TASK DIRECTIONS:
Search the records for the word "Berliner" and report each line that has it.

### MATERIAL FOR THIS EXERCISE ###

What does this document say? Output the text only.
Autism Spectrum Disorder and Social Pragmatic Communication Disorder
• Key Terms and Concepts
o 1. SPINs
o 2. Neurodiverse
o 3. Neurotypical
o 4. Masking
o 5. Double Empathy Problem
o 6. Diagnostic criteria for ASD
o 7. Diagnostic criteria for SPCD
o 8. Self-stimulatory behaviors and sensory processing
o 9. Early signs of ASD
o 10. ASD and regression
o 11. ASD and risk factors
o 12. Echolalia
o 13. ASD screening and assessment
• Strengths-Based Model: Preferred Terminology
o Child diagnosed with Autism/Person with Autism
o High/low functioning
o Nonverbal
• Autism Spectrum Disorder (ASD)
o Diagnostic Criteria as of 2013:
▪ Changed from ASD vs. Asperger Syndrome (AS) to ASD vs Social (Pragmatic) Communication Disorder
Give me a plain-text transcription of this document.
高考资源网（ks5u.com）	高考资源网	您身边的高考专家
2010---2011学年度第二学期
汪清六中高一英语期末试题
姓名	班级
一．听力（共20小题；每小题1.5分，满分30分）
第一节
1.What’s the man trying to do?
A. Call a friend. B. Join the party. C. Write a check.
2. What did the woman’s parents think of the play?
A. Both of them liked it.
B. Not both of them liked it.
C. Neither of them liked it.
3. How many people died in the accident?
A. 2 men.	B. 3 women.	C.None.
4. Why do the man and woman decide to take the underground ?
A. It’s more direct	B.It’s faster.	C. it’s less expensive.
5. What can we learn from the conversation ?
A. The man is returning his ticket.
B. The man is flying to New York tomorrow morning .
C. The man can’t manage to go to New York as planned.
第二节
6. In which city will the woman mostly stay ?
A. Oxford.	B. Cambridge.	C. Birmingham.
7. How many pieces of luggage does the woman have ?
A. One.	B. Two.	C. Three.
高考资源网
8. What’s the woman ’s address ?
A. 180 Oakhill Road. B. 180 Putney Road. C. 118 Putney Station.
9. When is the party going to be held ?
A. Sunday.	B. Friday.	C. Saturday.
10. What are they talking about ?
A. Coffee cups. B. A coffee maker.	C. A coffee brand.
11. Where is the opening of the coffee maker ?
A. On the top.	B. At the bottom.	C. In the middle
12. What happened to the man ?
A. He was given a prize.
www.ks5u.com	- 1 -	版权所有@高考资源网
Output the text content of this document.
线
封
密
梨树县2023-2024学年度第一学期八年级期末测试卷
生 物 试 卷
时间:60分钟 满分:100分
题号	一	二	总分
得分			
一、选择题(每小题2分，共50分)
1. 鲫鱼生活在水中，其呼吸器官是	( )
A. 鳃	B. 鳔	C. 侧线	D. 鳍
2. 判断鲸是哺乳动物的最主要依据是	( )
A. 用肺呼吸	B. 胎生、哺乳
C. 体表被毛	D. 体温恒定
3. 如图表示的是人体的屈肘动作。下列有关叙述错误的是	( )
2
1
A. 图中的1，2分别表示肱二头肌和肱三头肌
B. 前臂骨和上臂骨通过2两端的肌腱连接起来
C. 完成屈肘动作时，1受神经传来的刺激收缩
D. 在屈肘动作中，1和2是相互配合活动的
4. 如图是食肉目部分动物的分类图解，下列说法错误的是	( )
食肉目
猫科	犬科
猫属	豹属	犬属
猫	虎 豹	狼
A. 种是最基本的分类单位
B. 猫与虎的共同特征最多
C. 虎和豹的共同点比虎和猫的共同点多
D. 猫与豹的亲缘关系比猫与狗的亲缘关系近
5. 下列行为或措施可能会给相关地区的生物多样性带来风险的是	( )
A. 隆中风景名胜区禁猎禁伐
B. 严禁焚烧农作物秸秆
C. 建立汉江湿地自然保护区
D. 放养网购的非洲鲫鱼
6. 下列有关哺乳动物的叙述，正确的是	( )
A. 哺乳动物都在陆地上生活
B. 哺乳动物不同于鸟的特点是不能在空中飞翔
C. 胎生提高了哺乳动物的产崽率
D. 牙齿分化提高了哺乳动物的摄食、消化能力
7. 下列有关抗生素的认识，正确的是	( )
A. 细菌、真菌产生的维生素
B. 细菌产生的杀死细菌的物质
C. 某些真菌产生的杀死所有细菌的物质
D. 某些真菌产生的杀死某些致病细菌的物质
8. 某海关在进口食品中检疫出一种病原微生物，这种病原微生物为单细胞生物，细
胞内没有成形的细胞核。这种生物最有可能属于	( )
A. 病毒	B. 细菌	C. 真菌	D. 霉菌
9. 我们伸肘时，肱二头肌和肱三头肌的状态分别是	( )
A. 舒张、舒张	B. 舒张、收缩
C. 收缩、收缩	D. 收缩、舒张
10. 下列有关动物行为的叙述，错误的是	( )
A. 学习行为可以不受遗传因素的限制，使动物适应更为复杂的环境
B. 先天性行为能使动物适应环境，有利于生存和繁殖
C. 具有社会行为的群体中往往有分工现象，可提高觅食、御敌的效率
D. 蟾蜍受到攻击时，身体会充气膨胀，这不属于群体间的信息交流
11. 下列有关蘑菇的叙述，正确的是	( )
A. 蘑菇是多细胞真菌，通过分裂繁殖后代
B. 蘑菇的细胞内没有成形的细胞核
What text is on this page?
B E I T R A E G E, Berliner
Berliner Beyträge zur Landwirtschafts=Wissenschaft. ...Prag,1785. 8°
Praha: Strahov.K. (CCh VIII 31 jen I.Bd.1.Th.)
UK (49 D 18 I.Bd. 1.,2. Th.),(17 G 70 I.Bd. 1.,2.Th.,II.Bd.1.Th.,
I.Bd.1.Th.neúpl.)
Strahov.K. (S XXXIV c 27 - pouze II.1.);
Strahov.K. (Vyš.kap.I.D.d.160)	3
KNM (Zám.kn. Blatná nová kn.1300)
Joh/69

###

RESPONSE:
B E I T R A E G E, Berliner
Berliner Beyträge zur Landwirtschafts=Wissenschaft. ...Prag,1785. 8°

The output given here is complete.